→ **GIVEN INSTRUCTION**
Identify each line below containing the string "bottom" and copy it.

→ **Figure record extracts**

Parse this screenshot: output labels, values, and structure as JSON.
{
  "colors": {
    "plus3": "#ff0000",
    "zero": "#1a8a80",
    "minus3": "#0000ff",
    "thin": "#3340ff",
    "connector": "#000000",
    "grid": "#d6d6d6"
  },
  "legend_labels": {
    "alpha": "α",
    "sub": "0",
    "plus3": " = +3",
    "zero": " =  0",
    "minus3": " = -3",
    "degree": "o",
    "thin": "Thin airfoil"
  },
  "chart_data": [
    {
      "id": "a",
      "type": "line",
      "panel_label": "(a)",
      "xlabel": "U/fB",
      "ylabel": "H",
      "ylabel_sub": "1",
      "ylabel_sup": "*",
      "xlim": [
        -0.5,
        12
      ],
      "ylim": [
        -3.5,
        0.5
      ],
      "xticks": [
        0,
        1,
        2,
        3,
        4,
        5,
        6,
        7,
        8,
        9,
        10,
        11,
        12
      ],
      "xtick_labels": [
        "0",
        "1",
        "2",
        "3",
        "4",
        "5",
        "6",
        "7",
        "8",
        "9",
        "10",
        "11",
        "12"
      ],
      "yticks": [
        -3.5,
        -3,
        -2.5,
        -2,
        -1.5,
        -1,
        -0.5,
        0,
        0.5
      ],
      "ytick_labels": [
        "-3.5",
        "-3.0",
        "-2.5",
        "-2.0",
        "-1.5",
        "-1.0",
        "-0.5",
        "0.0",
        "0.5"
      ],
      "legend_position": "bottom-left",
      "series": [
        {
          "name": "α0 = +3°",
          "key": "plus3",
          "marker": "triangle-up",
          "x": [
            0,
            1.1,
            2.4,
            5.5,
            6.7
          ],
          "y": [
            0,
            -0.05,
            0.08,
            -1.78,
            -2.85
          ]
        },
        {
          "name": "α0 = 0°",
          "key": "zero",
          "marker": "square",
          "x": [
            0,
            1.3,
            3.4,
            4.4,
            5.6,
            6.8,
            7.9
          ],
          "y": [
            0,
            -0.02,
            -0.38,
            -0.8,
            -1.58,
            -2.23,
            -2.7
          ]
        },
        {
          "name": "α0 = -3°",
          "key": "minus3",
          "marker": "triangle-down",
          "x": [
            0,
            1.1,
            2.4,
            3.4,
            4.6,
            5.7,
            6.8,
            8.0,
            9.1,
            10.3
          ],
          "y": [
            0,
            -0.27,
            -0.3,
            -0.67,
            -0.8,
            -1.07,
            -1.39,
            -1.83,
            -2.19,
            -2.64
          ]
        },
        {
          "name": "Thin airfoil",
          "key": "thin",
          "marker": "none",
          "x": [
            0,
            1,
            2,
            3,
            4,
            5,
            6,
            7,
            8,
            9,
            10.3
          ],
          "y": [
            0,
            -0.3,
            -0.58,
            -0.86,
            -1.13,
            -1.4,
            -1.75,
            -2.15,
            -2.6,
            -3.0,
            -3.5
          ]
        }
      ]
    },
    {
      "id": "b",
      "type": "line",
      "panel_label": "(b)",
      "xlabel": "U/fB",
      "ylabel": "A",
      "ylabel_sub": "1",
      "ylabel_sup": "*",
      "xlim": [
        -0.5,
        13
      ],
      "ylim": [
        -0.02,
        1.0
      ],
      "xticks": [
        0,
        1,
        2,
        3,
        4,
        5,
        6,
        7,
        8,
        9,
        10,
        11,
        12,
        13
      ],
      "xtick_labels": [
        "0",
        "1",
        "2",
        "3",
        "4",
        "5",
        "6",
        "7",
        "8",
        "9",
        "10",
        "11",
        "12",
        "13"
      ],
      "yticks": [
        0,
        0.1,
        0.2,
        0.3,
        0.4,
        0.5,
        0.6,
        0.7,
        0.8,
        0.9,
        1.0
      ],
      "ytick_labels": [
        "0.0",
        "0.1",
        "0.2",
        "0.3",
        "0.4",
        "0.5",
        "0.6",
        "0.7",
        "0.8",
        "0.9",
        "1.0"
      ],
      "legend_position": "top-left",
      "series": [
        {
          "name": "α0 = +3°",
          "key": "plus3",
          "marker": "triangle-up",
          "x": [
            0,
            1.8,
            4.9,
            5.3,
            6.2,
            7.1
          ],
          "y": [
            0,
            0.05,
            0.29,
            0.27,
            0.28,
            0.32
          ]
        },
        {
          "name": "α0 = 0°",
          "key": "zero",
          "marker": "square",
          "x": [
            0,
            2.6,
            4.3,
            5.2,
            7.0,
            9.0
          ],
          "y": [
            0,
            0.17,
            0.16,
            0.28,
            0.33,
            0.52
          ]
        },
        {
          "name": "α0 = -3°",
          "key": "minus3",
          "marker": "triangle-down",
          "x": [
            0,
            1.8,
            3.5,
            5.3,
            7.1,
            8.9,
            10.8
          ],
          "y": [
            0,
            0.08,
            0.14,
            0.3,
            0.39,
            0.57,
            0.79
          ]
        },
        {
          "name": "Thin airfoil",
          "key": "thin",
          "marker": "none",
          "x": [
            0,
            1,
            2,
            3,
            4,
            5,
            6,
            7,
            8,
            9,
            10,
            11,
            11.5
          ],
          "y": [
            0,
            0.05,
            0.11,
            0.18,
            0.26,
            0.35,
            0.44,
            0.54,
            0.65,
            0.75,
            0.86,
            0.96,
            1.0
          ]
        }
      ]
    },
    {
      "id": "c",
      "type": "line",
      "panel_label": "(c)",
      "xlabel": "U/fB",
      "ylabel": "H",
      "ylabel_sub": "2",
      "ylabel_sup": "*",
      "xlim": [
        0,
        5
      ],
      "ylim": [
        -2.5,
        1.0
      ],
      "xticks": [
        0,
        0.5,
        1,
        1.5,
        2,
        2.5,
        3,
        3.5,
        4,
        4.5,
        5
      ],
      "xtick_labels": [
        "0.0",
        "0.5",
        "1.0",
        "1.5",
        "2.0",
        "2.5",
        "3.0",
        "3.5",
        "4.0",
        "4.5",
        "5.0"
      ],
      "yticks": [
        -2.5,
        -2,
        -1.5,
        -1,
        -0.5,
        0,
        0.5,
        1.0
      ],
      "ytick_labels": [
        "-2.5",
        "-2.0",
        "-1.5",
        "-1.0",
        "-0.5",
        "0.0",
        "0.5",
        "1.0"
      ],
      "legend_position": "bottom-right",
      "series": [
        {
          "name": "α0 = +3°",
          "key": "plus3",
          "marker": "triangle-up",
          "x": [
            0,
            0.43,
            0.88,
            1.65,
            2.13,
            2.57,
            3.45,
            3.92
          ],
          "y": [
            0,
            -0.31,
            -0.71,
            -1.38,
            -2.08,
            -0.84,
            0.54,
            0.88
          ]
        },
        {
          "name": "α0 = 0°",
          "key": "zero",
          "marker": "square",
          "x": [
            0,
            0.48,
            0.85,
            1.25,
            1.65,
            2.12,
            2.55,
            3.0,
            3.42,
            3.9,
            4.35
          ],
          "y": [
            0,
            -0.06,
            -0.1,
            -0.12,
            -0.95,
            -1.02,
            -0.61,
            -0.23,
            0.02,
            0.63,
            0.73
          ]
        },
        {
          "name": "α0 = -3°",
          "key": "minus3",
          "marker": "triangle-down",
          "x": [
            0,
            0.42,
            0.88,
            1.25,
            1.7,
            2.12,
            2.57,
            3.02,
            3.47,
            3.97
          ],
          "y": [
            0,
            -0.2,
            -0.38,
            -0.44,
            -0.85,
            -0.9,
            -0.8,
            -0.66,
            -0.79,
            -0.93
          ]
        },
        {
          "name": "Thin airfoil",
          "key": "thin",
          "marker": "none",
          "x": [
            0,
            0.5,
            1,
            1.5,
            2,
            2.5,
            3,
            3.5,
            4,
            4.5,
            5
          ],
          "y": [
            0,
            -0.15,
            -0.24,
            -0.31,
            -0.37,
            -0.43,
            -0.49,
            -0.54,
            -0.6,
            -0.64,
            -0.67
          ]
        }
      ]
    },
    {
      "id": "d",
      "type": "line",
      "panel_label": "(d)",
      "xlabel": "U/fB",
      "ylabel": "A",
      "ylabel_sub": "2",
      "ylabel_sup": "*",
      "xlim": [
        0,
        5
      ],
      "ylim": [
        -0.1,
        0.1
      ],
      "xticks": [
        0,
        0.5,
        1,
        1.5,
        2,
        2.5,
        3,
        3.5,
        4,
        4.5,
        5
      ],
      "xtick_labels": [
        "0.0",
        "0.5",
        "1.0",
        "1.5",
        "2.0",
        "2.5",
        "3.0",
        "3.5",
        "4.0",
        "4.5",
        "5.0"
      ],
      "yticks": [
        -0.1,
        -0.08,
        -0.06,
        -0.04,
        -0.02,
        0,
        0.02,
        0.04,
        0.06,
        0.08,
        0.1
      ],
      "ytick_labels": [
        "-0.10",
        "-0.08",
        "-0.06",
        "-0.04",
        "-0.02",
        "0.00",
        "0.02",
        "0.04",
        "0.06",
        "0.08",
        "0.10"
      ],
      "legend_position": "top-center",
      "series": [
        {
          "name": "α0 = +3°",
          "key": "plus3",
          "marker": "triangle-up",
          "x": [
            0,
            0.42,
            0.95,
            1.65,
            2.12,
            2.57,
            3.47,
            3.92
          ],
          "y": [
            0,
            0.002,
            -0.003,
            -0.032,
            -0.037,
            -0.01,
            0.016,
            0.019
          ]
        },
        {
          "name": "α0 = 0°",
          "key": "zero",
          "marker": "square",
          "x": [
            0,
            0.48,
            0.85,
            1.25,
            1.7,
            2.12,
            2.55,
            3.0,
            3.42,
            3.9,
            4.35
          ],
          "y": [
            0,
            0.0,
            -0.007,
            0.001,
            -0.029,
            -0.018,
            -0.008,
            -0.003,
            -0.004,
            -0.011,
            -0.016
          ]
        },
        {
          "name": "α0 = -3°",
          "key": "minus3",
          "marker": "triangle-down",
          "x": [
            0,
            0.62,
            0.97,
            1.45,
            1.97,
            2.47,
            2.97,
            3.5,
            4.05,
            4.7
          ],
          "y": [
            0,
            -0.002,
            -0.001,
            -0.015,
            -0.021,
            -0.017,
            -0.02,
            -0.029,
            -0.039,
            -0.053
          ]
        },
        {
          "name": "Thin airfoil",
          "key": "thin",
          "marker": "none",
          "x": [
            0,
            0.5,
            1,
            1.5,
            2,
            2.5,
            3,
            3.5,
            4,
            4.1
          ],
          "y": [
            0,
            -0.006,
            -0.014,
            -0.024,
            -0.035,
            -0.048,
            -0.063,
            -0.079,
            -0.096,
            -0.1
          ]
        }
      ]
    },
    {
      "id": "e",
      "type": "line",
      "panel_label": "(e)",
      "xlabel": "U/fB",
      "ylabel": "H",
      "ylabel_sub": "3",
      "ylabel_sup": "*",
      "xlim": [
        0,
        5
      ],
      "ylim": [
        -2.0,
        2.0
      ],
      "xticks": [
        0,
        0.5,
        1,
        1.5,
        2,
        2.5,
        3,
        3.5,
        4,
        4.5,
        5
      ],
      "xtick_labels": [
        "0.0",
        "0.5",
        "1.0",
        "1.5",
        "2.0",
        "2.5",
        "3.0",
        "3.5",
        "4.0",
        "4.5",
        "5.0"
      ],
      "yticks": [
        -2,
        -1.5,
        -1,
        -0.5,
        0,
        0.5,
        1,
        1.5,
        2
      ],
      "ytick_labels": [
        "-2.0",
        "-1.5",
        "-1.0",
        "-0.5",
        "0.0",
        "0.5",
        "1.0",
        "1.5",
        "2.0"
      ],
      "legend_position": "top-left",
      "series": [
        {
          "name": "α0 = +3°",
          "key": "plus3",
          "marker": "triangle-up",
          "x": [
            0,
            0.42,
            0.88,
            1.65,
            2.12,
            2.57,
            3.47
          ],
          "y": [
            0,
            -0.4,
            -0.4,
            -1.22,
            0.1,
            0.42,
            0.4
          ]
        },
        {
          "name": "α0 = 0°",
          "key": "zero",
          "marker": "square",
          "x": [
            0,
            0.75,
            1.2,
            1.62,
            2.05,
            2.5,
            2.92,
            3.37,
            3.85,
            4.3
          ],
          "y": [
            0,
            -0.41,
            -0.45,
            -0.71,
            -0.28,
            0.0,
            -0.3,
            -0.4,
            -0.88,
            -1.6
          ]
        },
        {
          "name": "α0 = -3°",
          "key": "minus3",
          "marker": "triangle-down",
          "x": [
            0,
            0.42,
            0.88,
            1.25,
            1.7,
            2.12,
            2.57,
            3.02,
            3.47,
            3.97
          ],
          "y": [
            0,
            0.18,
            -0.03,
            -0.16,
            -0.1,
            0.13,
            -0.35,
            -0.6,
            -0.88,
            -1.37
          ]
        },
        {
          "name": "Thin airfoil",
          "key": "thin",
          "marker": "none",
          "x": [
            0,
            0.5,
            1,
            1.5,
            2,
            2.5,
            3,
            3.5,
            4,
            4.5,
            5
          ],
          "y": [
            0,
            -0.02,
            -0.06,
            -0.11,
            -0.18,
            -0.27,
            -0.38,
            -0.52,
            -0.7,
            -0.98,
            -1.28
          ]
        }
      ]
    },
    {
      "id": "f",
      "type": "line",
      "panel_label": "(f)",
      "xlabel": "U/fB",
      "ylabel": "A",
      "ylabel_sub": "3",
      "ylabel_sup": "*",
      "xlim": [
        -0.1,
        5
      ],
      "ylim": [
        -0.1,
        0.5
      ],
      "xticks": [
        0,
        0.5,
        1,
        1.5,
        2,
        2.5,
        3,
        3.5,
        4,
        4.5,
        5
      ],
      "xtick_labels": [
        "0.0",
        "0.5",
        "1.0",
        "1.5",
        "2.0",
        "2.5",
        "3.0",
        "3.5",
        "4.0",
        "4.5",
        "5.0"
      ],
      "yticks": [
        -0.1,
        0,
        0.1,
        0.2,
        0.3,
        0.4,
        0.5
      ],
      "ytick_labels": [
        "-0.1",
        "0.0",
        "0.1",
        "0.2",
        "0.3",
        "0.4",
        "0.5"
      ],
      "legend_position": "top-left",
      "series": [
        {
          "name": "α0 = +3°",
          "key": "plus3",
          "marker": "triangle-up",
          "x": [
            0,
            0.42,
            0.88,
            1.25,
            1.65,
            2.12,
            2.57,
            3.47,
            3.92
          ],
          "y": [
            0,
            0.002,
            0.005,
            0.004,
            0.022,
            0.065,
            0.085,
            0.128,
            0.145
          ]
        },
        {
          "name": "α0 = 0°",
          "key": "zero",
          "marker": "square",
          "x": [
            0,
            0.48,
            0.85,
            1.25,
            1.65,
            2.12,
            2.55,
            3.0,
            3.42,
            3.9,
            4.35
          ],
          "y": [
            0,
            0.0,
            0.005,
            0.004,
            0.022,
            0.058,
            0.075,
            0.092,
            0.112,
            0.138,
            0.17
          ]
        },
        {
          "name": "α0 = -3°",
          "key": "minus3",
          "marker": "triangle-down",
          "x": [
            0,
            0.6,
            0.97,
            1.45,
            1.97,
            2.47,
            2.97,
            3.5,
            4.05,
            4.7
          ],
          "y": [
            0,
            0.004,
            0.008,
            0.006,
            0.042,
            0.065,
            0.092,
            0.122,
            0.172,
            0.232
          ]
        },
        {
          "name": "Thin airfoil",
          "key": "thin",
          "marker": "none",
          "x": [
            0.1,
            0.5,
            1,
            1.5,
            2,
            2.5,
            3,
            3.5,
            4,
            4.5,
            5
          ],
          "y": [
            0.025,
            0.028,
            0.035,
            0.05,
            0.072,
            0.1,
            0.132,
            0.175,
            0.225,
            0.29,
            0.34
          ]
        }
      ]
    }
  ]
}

→ **IN RESPONSE**
      "legend_position": "bottom-left",
      "legend_position": "bottom-right",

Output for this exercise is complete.